→ **SET TASK**:
Exclude images, then output the remaining data verbatim.

————

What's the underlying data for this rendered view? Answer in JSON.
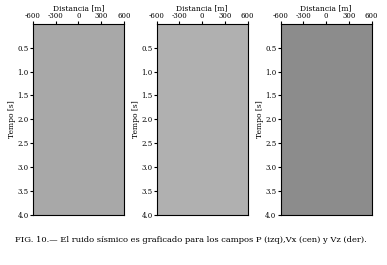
{
  "chart_data": [
    {
      "type": "image",
      "x_label": "Distancia [m]",
      "y_label": "Tempo [s]",
      "xlim": [
        -600,
        600
      ],
      "xticks": [
        -600,
        -300,
        0,
        300,
        600
      ],
      "ylim": [
        4.0,
        0.0
      ],
      "yticks": [
        {
          "value": 0.5,
          "label": "0.5"
        },
        {
          "value": 1.0,
          "label": "1.0"
        },
        {
          "value": 1.5,
          "label": "1.5"
        },
        {
          "value": 2.0,
          "label": "2.0"
        },
        {
          "value": 2.5,
          "label": "2.5"
        },
        {
          "value": 3.0,
          "label": "3.0"
        },
        {
          "value": 3.5,
          "label": "3.5"
        },
        {
          "value": 4.0,
          "label": "4.0"
        }
      ],
      "color": "#a8a8a8"
    },
    {
      "type": "image",
      "x_label": "Distancia [m]",
      "y_label": "Tempo [s]",
      "xlim": [
        -600,
        600
      ],
      "xticks": [
        -600,
        -300,
        0,
        300,
        600
      ],
      "ylim": [
        4.0,
        0.0
      ],
      "yticks": [
        {
          "value": 0.5,
          "label": "0.5"
        },
        {
          "value": 1.0,
          "label": "1.0"
        },
        {
          "value": 1.5,
          "label": "1.5"
        },
        {
          "value": 2.0,
          "label": "2.0"
        },
        {
          "value": 2.5,
          "label": "2.5"
        },
        {
          "value": 3.0,
          "label": "3.0"
        },
        {
          "value": 3.5,
          "label": "3.5"
        },
        {
          "value": 4.0,
          "label": "4.0"
        }
      ],
      "color": "#b0b0b0"
    },
    {
      "type": "image",
      "x_label": "Distancia [m]",
      "y_label": "Tempo [s]",
      "xlim": [
        -600,
        600
      ],
      "xticks": [
        -600,
        -300,
        0,
        300,
        600
      ],
      "ylim": [
        4.0,
        0.0
      ],
      "yticks": [
        {
          "value": 0.5,
          "label": "0.5"
        },
        {
          "value": 1.0,
          "label": "1.0"
        },
        {
          "value": 1.5,
          "label": "1.5"
        },
        {
          "value": 2.0,
          "label": "2.0"
        },
        {
          "value": 2.5,
          "label": "2.5"
        },
        {
          "value": 3.0,
          "label": "3.0"
        },
        {
          "value": 3.5,
          "label": "3.5"
        },
        {
          "value": 4.0,
          "label": "4.0"
        }
      ],
      "color": "#8c8c8c"
    }
  ],
  "caption": "FIG. 10.— El ruido sísmico es graficado para los campos P (izq),Vx (cen) y Vz (der)."
}
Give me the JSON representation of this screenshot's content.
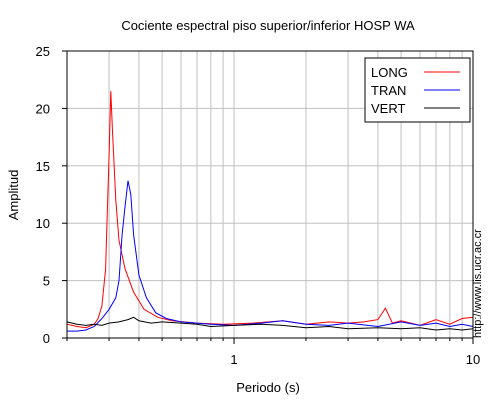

————

→ **EXPECTED ANSWER**:
What's the underlying data for this rendered view? Answer in JSON.
{
  "chart_data": [
    {
      "type": "image",
      "x_label": "Distancia [m]",
      "y_label": "Tempo [s]",
      "xlim": [
        -600,
        600
      ],
      "xticks": [
        -600,
        -300,
        0,
        300,
        600
      ],
      "ylim": [
        4.0,
        0.0
      ],
      "yticks": [
        {
          "value": 0.5,
          "label": "0.5"
        },
        {
          "value": 1.0,
          "label": "1.0"
        },
        {
          "value": 1.5,
          "label": "1.5"
        },
        {
          "value": 2.0,
          "label": "2.0"
        },
        {
          "value": 2.5,
          "label": "2.5"
        },
        {
          "value": 3.0,
          "label": "3.0"
        },
        {
          "value": 3.5,
          "label": "3.5"
        },
        {
          "value": 4.0,
          "label": "4.0"
        }
      ],
      "color": "#a8a8a8"
    },
    {
      "type": "image",
      "x_label": "Distancia [m]",
      "y_label": "Tempo [s]",
      "xlim": [
        -600,
        600
      ],
      "xticks": [
        -600,
        -300,
        0,
        300,
        600
      ],
      "ylim": [
        4.0,
        0.0
      ],
      "yticks": [
        {
          "value": 0.5,
          "label": "0.5"
        },
        {
          "value": 1.0,
          "label": "1.0"
        },
        {
          "value": 1.5,
          "label": "1.5"
        },
        {
          "value": 2.0,
          "label": "2.0"
        },
        {
          "value": 2.5,
          "label": "2.5"
        },
        {
          "value": 3.0,
          "label": "3.0"
        },
        {
          "value": 3.5,
          "label": "3.5"
        },
        {
          "value": 4.0,
          "label": "4.0"
        }
      ],
      "color": "#b0b0b0"
    },
    {
      "type": "image",
      "x_label": "Distancia [m]",
      "y_label": "Tempo [s]",
      "xlim": [
        -600,
        600
      ],
      "xticks": [
        -600,
        -300,
        0,
        300,
        600
      ],
      "ylim": [
        4.0,
        0.0
      ],
      "yticks": [
        {
          "value": 0.5,
          "label": "0.5"
        },
        {
          "value": 1.0,
          "label": "1.0"
        },
        {
          "value": 1.5,
          "label": "1.5"
        },
        {
          "value": 2.0,
          "label": "2.0"
        },
        {
          "value": 2.5,
          "label": "2.5"
        },
        {
          "value": 3.0,
          "label": "3.0"
        },
        {
          "value": 3.5,
          "label": "3.5"
        },
        {
          "value": 4.0,
          "label": "4.0"
        }
      ],
      "color": "#8c8c8c"
    }
  ],
  "caption": "FIG. 10.— El ruido sísmico es graficado para los campos P (izq),Vx (cen) y Vz (der)."
}
Give me the JSON representation of this screenshot's content.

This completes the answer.